(TEXT EXCERPT)
** begin **

Sunday, May 8, 2011

1 Corinthians 13

Though I speak with the tongues of men and angels but have not love, I have become sounding brass or a clanging cymbal. Though I have the gift of prophecy and can understand all mysteries and knowledge but have not love, and though I have all faith so that I can remove mountains, but have not love, I am nothing. And though I bestow all my goods to feed the poor, and though I give my body to be burned, but have not love, it profits me nothing.
Love suffers long and is kind. Love does not envy, love does not parade itself, is not puffed up, does not behave rudely, does not seek its own, is not provoked, thinks no evil, does not rejoice in iniquity, but rejoices in the truth, bears all things, believes all things, hopes all things, and endures all things.
Love never fails, but whether there are prophecies they will fail; whether there are tongues, they will cease; whether there is knowledge, it will vanish away. For now we know in part and we prophecy in part, but when that which is perfect has come, that which is in part will be done away.
When I was a child, I spoke as a child, I understood as a child, and I thought as a child; but when I became a man, I put away childish things. For now we see in a mirror, dimly, but then face to face. For now I know in part, but then I will know just as I also am known. 
And now abide faith, hope, and love, these three; but the greatest of these is love.

** end **

(PROVIDED MATERIAL)
** begin **

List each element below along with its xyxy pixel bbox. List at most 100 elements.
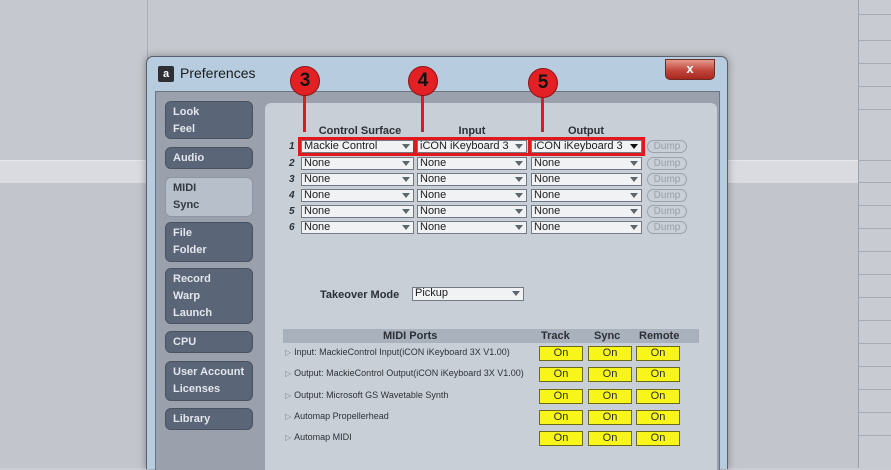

** end **

(REQUIREMENT) In the 1 Corinthians 13 passage, rewrite the section that begins with "Though I speak" and ends with "profits me nothing.", switching "mountains" to "hills".

(WORKED SOLUTION)
Though I speak with the tongues of men and angels but have not love, I have become sounding brass or a clanging cymbal. Though I have the gift of prophecy and can understand all mysteries and knowledge but have not love, and though I have all faith so that I can remove hills, but have not love, I am nothing. And though I bestow all my goods to feed the poor, and though I give my body to be burned, but have not love, it profits me nothing.